↓
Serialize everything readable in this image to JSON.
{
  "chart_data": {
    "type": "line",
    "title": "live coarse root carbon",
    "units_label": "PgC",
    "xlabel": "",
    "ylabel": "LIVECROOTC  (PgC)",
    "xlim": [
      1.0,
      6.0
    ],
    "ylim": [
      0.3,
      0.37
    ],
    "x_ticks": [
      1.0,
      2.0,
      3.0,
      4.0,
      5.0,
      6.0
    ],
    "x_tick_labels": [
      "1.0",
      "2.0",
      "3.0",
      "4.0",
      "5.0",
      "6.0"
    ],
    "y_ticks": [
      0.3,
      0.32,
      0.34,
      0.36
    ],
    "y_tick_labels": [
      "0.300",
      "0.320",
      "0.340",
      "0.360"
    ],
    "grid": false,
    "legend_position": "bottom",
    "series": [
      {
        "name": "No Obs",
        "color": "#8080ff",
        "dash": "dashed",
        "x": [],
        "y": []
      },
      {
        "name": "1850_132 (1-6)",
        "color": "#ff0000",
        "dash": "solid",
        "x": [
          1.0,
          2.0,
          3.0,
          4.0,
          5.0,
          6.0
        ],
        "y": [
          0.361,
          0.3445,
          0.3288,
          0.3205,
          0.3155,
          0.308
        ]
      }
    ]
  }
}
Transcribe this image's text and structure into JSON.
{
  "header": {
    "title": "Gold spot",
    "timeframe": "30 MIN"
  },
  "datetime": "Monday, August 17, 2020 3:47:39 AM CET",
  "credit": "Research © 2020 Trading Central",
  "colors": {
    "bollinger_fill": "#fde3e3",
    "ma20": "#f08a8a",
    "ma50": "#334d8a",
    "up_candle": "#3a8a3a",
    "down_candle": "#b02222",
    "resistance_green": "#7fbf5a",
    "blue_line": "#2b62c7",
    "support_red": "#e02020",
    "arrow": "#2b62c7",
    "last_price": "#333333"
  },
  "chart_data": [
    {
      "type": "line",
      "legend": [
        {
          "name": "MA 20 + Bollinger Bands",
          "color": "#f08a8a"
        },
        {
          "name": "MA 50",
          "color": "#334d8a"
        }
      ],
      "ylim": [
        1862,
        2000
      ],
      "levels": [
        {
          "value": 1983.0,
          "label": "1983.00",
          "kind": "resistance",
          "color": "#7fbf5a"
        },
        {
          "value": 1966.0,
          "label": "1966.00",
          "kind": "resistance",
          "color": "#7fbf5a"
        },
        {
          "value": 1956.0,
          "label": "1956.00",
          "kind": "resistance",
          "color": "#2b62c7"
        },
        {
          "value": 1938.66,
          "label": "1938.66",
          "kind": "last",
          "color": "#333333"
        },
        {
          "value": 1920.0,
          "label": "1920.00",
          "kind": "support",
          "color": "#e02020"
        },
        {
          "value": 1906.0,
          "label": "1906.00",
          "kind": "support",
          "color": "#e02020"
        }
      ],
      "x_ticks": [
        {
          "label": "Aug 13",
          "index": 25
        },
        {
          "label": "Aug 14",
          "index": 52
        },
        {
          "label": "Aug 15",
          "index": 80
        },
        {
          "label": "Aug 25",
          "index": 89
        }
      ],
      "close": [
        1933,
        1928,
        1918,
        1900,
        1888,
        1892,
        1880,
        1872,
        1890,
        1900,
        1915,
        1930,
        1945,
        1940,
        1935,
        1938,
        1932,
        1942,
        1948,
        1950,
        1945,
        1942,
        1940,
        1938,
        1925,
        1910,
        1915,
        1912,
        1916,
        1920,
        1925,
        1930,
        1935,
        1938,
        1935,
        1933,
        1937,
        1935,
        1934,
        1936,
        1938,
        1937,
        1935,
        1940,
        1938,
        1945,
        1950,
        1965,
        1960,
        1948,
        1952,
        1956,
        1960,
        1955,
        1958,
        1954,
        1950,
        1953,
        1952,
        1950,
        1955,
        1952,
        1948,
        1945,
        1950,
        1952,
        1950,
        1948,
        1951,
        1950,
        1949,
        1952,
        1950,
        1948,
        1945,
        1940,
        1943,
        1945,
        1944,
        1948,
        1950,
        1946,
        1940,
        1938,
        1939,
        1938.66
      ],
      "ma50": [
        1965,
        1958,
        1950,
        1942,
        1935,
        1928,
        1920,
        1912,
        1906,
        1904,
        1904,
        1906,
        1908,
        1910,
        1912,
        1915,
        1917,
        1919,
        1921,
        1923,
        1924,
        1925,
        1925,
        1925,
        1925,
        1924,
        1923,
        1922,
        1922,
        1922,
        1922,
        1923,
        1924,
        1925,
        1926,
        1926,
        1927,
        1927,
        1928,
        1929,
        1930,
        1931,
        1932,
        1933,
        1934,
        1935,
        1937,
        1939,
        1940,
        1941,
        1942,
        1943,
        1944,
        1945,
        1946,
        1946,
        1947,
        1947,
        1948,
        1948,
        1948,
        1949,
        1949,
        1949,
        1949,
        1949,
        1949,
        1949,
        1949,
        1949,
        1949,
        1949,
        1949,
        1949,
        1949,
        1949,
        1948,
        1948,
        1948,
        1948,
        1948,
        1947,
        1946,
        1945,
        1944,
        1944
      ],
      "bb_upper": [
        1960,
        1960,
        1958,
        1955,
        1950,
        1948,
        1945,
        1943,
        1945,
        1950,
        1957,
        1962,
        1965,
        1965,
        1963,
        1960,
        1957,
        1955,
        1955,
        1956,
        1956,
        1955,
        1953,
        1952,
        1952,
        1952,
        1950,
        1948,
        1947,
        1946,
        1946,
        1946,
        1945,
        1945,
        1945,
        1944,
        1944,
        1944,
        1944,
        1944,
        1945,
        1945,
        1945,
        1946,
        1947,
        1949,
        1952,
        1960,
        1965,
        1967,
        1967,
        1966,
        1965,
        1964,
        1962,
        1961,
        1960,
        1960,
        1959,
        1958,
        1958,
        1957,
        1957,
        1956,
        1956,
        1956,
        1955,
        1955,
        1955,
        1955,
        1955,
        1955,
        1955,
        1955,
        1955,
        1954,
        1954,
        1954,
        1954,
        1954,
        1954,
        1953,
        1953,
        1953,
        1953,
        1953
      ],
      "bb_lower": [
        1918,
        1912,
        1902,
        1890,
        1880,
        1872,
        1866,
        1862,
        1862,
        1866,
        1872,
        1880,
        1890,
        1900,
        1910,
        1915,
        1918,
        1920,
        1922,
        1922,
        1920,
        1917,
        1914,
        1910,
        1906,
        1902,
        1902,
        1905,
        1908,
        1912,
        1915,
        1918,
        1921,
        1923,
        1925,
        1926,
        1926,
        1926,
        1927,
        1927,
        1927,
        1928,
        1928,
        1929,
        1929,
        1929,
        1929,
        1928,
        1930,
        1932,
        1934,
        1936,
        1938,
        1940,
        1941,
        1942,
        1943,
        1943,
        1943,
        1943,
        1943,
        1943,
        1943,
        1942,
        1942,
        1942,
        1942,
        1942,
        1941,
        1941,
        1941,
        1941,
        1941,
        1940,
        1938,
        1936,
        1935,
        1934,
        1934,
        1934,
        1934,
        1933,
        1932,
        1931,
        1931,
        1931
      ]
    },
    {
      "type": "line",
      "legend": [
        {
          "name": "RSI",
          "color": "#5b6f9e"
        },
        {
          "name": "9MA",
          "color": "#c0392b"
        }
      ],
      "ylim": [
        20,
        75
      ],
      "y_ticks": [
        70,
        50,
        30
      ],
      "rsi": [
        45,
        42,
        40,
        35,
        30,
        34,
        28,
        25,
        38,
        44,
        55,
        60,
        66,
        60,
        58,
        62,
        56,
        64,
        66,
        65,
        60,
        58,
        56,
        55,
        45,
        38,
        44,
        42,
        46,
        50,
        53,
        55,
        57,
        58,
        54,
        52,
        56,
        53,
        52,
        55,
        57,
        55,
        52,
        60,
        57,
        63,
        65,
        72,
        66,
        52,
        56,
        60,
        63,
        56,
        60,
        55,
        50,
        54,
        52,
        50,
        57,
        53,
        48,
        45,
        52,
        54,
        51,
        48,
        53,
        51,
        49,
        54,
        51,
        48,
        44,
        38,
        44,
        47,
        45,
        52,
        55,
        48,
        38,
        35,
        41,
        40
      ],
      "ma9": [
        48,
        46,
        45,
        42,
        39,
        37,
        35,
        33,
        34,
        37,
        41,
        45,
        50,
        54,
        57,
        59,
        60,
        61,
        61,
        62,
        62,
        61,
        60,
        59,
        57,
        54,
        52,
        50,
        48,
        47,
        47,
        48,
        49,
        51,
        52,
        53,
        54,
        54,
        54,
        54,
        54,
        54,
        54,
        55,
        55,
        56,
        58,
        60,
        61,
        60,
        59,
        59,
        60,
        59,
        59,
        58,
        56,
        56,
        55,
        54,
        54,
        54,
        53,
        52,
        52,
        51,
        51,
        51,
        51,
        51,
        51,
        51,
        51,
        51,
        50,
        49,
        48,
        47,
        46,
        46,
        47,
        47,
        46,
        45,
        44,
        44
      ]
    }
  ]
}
↑
> **YOUR GOAL**
Check each line of the records above for "name", and copy those that have it.

> **SOLUTION FOR THIS TASK**
        "name": "No Obs",
        "name": "1850_132 (1-6)",
          "name": "MA 20 + Bollinger Bands",
          "name": "MA 50",
          "name": "RSI",
          "name": "9MA",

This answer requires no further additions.